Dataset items
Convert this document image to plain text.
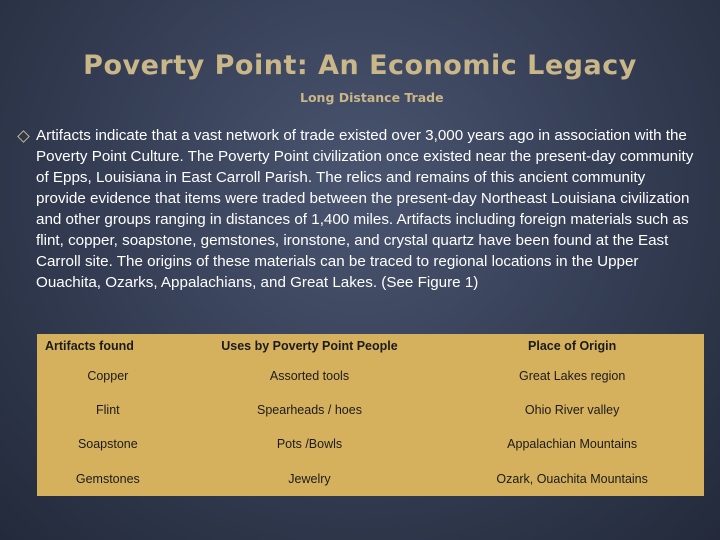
Poverty Point: An Economic Legacy
Long Distance Trade
Artifacts indicate that a vast network of trade existed over 3,000 years ago in association with the Poverty Point Culture. The Poverty Point civilization once existed near the present-day community of Epps, Louisiana in East Carroll Parish. The relics and remains of this ancient community provide evidence that items were traded between the present-day Northeast Louisiana civilization and other groups ranging in distances of 1,400 miles. Artifacts including foreign materials such as flint, copper, soapstone, gemstones, ironstone, and crystal quartz have been found at the East Carroll site. The origins of these materials can be traced to regional locations in the Upper Ouachita, Ozarks, Appalachians, and Great Lakes. (See Figure 1)
Artifacts found	Uses by Poverty Point People	Place of Origin
Copper	Assorted tools	Great Lakes region
Flint	Spearheads / hoes	Ohio River valley
Soapstone	Pots /Bowls	Appalachian Mountains
Gemstones	Jewelry	Ozark, Ouachita Mountains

* [Exercise details]
Without the pictures, repeat all the records word for word.

* [Exercise response]
Convert this document image to plain text.
Poverty Point: An Economic Legacy
Long Distance Trade
Artifacts indicate that a vast network of trade existed over 3,000 years ago in association with the Poverty Point Culture. The Poverty Point civilization once existed near the present-day community of Epps, Louisiana in East Carroll Parish. The relics and remains of this ancient community provide evidence that items were traded between the present-day Northeast Louisiana civilization and other groups ranging in distances of 1,400 miles. Artifacts including foreign materials such as flint, copper, soapstone, gemstones, ironstone, and crystal quartz have been found at the East Carroll site. The origins of these materials can be traced to regional locations in the Upper Ouachita, Ozarks, Appalachians, and Great Lakes. (See Figure 1)
Artifacts found	Uses by Poverty Point People	Place of Origin
Copper	Assorted tools	Great Lakes region
Flint	Spearheads / hoes	Ohio River valley
Soapstone	Pots /Bowls	Appalachian Mountains
Gemstones	Jewelry	Ozark, Ouachita Mountains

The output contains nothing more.